Exercise prompt: In the material below, find every line with "label" and pull it out.

Information provided:
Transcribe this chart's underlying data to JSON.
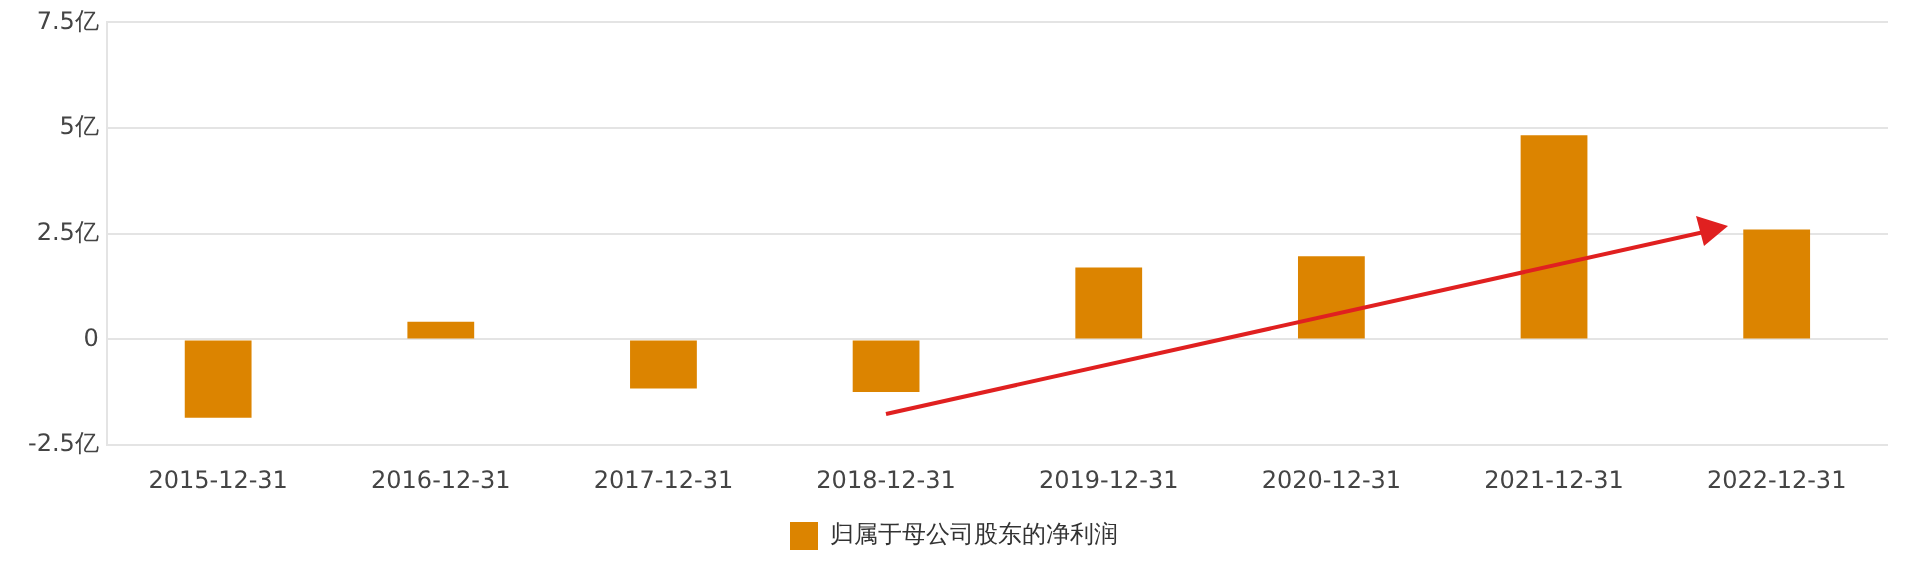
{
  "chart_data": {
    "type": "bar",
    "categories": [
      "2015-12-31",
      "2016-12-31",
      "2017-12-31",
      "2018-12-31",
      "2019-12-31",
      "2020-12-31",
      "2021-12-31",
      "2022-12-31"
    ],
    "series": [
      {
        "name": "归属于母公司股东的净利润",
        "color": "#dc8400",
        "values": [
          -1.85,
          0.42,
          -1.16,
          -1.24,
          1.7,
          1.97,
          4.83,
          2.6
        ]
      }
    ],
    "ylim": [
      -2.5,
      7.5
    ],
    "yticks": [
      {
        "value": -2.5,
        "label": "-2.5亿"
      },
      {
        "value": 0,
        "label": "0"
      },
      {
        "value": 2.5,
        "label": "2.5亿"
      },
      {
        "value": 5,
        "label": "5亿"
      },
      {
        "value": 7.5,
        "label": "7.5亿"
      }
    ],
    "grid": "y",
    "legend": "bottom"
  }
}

Exercise answer:
        "label": "-2.5亿"
        "label": "0"
        "label": "2.5亿"
        "label": "5亿"
        "label": "7.5亿"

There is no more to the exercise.